Work to complete —
Restate exactly, and only, the lines from the one with "What data populates" through the end of the data, with both of those end lines kept. Drop any pictures.
+++
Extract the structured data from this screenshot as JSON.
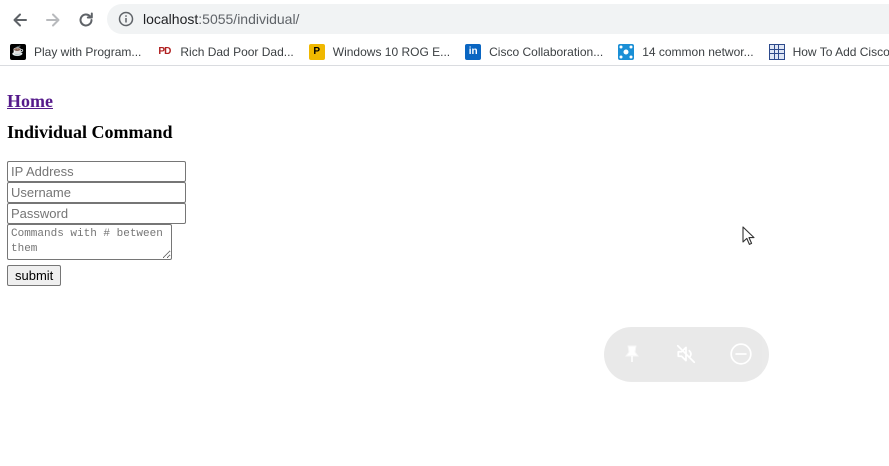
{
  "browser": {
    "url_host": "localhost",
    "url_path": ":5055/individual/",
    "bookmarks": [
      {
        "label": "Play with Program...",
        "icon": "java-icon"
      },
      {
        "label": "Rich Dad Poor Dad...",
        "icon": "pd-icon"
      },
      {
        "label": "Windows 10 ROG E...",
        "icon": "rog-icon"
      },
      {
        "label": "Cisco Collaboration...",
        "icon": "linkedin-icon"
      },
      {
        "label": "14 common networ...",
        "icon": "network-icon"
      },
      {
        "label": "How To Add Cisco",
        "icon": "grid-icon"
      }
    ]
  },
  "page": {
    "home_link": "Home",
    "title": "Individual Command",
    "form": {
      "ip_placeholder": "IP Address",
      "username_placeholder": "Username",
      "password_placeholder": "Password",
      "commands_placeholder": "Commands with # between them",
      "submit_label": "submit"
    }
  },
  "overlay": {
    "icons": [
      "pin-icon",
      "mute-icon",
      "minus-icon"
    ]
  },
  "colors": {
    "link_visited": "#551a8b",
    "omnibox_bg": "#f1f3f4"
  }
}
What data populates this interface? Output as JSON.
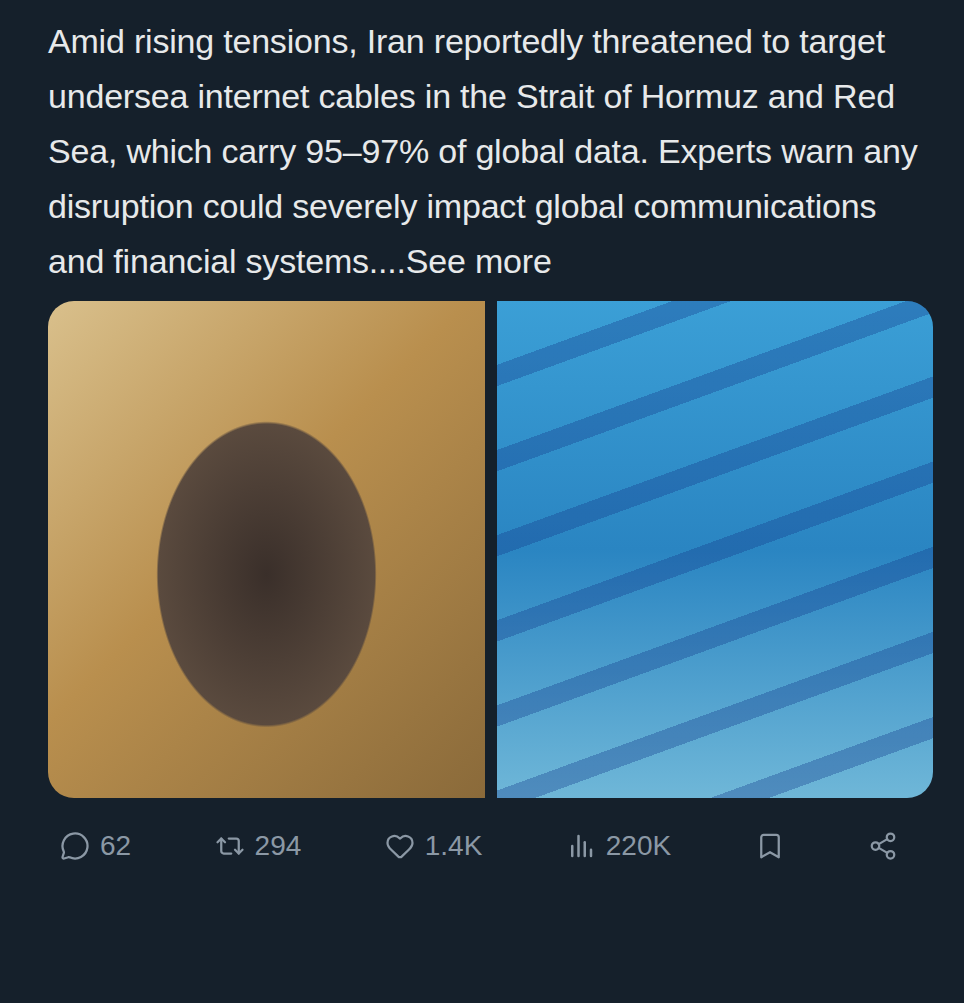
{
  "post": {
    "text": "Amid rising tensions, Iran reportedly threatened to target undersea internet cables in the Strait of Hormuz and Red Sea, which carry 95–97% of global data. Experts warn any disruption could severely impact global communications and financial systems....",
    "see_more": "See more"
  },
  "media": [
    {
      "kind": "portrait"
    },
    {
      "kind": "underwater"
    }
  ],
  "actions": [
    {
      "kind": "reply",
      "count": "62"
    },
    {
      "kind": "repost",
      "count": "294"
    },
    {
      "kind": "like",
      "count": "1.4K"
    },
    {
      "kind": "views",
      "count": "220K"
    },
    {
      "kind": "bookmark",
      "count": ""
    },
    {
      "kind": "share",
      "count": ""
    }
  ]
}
+++
Full output —
What data populates this interface? Output as JSON.
{
  "post": {
    "text": "Amid rising tensions, Iran reportedly threatened to target undersea internet cables in the Strait of Hormuz and Red Sea, which carry 95–97% of global data. Experts warn any disruption could severely impact global communications and financial systems....",
    "see_more": "See more"
  },
  "media": [
    {
      "kind": "portrait"
    },
    {
      "kind": "underwater"
    }
  ],
  "actions": [
    {
      "kind": "reply",
      "count": "62"
    },
    {
      "kind": "repost",
      "count": "294"
    },
    {
      "kind": "like",
      "count": "1.4K"
    },
    {
      "kind": "views",
      "count": "220K"
    },
    {
      "kind": "bookmark",
      "count": ""
    },
    {
      "kind": "share",
      "count": ""
    }
  ]
}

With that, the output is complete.